## Texto para leitura
2008/02/11


Sobre hot-spots abertos, torrents no talo e os problemas no compartilhamento da Internet em casa

Andei discutindo com algumas (mais de duas) pessoas anônimas sobre liberação de acesso do seu roteador a seus vizinhos, e sobre a etiqueta que se deve observar ao gozar do privilégio. Tão me chamando de nazista por aí porque eu botei senha no roteador do meu avô, e porque eu acho que quando vc entra numa rede não deveria ter que se preocupar sobre a banda que está ocupando... Permitam-me discorrer um pouco melhor sobre estas duas questões:

1_ Eu jamais configuraria o roteador de uma outra pessoa pra deixar a rede aberta, sem senha. O meu, em casa, eu deixaria, porque sou eu quem vai administrar, vou ter plena consciência do que isto significa. Mas o dos outros eu deixo fechado por default.

É como decidir deixar a porta de casa sem fechadura. Você não instala uma porta na casa de alguém e deixa sem fechadura. Vc deixa a fechadura lá, e se a pessoa quiser deixar destrancado, ela que deixe. Mas antes ela precisa aprender a trancar e destrancar.

Quando alguém mais experiente configura um sistema pra outra pessoa utilizar, tem sempre que deixar configurado da forma mais fechada e segura possível. Isso obriga o usuário a aprender a abrir o sistema. Ao mesmo tempo em que aprende isso, ele aprende sobre o funcionamento e configuração e manutenção do sistema, e assume as responsabilidades.

Quem configura um sistema, tem responsabilidade sobre ele. Se o usuário optar por fazer algo perigoso, ele tem que ter consciência de que vai estar fazendo isso.

Configurar um roteador pra uma pessoa que não domina a tecnologia é um pouco como construir um apartamento para alguém. Você não constrói um chão que agüente só 200kg/m2 sem avisar o usuário (e confiar nele). Vc constrói pra agüentar lá uns 500kg/m2, a não ser que ele te peça, e que vc tenha certeza de que ele sabe o que isso significa, e que ele seja o responsável por um eventual acidente.

Vc não pode deixar a rede aberta se for você o responsável pelo bom funcionamento dela, mas não vai ficar lá administrando todo dia. Vc tem que ter certeza de que o usuário vai vigiar se não tem algum mané atrapalhando a conexão dele. Senão o CREA te detona... É a vida dos engenheiros desde os tempos de Hamurabi.

## Lista de registros
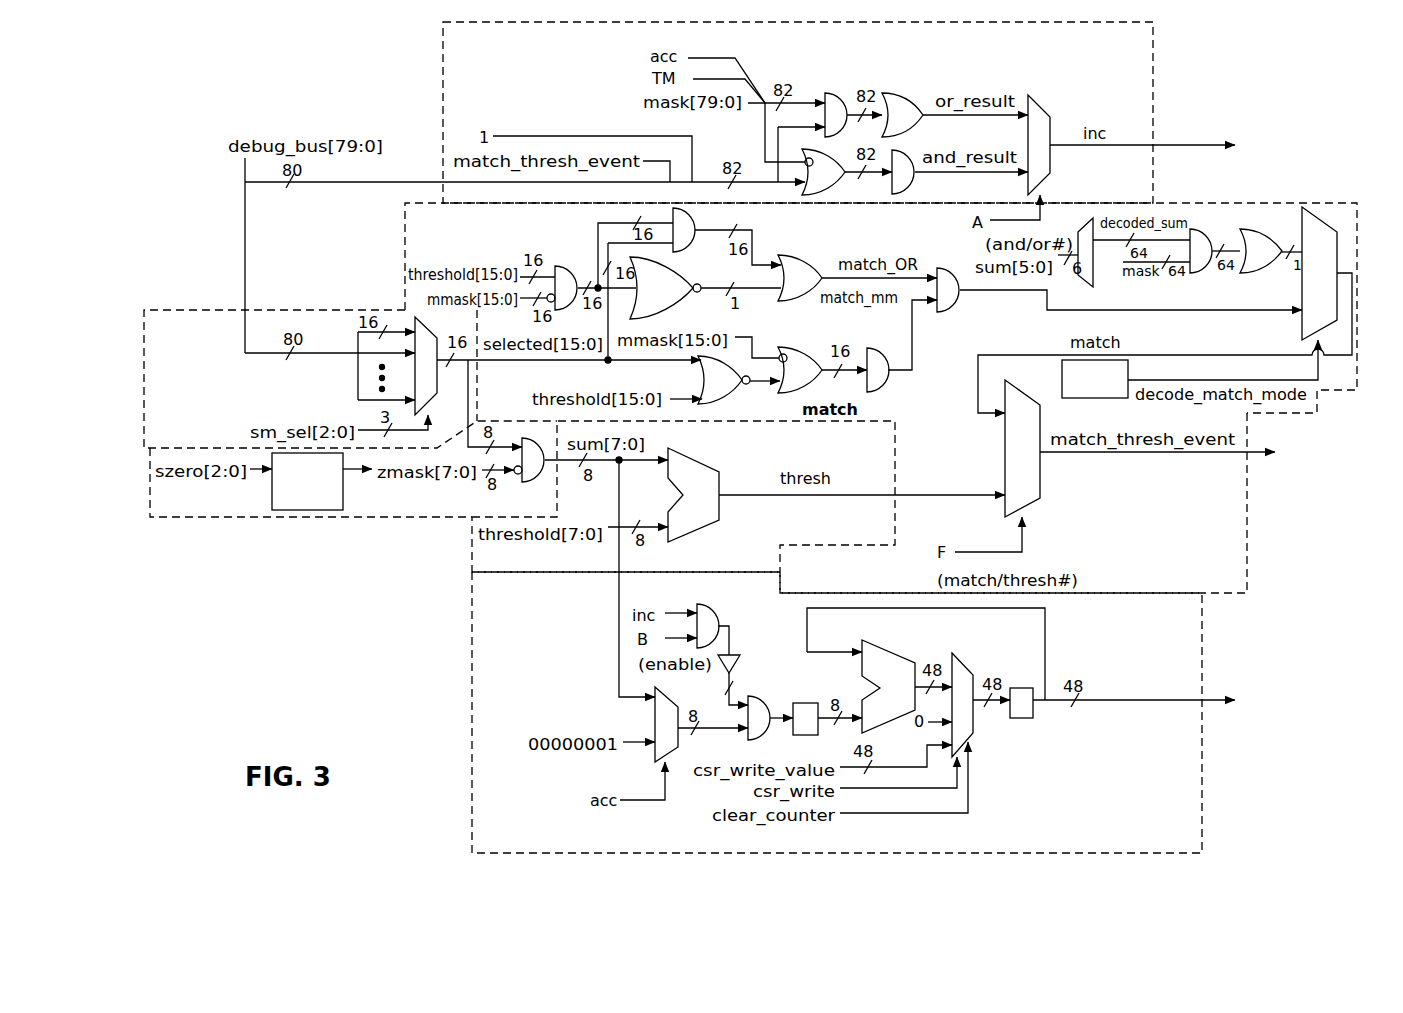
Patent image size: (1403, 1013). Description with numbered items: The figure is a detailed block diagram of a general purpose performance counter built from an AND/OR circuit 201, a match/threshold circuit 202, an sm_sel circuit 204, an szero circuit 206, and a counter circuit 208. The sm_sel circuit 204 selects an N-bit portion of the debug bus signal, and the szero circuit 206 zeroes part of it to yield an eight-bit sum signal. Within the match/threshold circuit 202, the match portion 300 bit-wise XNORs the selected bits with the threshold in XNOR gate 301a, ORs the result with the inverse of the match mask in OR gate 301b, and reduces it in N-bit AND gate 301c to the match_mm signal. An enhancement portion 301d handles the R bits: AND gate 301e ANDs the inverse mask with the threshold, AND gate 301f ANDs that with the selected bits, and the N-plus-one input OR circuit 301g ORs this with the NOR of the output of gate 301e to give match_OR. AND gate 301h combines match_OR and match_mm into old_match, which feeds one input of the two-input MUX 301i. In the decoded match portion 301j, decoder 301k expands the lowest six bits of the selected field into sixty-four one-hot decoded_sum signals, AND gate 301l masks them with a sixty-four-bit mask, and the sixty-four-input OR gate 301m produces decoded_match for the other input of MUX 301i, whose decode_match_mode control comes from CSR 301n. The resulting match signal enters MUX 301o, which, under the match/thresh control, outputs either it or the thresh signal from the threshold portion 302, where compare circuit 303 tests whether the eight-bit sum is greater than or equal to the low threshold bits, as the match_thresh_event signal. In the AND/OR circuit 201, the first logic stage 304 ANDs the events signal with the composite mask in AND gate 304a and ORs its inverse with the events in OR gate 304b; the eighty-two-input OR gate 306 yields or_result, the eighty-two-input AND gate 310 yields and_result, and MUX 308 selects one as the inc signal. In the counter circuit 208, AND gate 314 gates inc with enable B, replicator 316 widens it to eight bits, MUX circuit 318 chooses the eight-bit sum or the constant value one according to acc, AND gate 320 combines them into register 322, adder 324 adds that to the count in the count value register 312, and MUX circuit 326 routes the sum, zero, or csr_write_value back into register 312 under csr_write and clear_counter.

The AND/OR circuit 201 is at (1156, 108).
The match/threshold circuit 202 is at (1283, 565).
The sm_sel circuit 204 is at (223, 306).
The szero circuit 206 is at (263, 516).
The counter circuit 208 is at (1203, 754).
The match portion 300 is at (1163, 205).
The XNOR gate 301a is at (726, 401).
The OR gate 301b is at (802, 347).
The N-bit AND gate 301c is at (881, 387).
The enhancement portion 301d is at (943, 324).
The AND gate 301e is at (555, 267).
The AND gate 301f is at (700, 228).
The N+1 input OR circuit 301g is at (800, 257).
The AND gate 301h is at (947, 235).
The two-input MUX 301i is at (1323, 206).
The decoded match portion 301j is at (1258, 349).
The decoder 301k is at (1085, 217).
The AND gate 301l is at (1204, 228).
The 64-input OR gate 301m is at (1248, 226).
The CSR 301n is at (1062, 362).
The MUX 301o is at (1042, 477).
The threshold portion 302 is at (473, 544).
The compare circuit 303 is at (699, 462).
The first logic stage 304 is at (820, 88).
The AND gate 304a is at (828, 90).
The OR gate 304b is at (830, 185).
The 82-input OR gate 306 is at (900, 92).
The two-input MUX 308 is at (1045, 103).
The 82-input AND gate 310 is at (918, 177).
The count value register 312 is at (1018, 719).
The two-input AND gate 314 is at (706, 604).
The 8x replicator 316 is at (738, 658).
The MUX circuit 318 is at (663, 694).
The AND gate 320 is at (751, 698).
The register 322 is at (800, 701).
The adder 324 is at (881, 647).
The MUX circuit 326 is at (966, 655).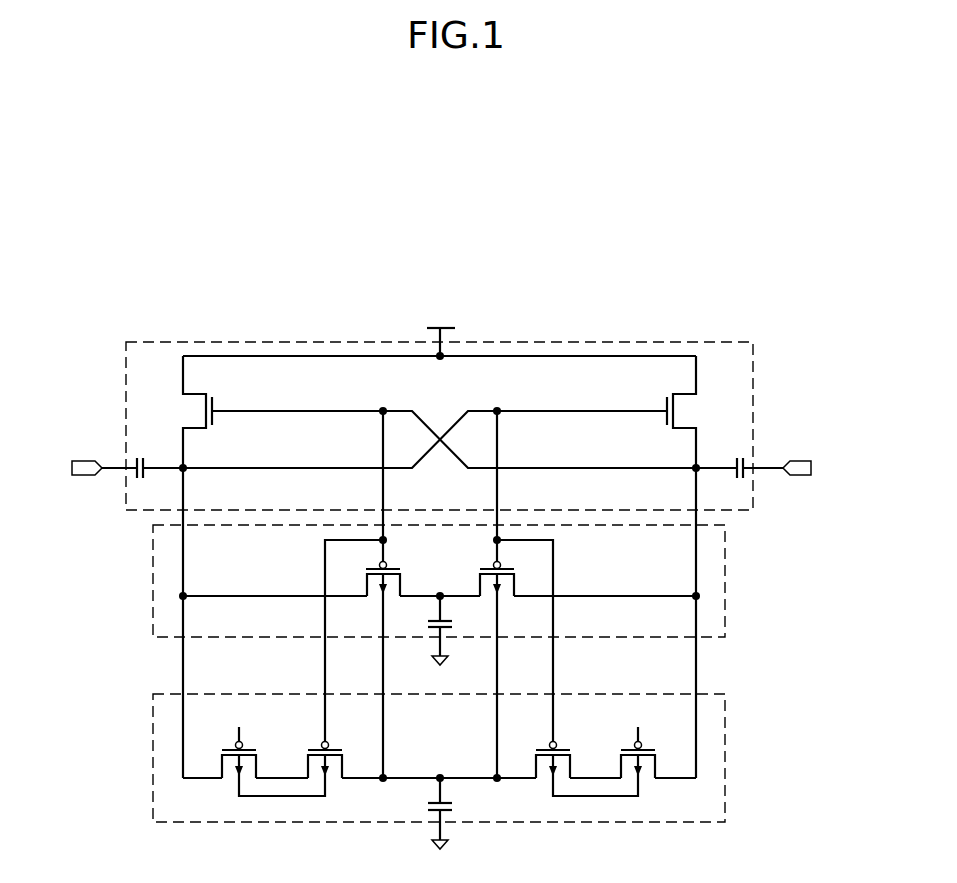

## Tarefas
1 - Traduza para o inglês esta frase do texto sobre roteadores: "Quem configura um sistema, tem responsabilidade sobre ele."
2 - No texto sobre roteadores, troque "usuário" por "cliente" e reescreva o trecho que começa nas palavras "Vc não pode" e termina depois de "tempos de Hamurabi.".
Os registros são um material à parte, sem relação com o texto sobre roteadores.

## Respostas
1 - Whoever sets up a system is responsible for it.

2 -
Vc não pode deixar a rede aberta se for você o responsável pelo bom funcionamento dela, mas não vai ficar lá administrando todo dia. Vc tem que ter certeza de que o cliente vai vigiar se não tem algum mané atrapalhando a conexão dele. Senão o CREA te detona... É a vida dos engenheiros desde os tempos de Hamurabi.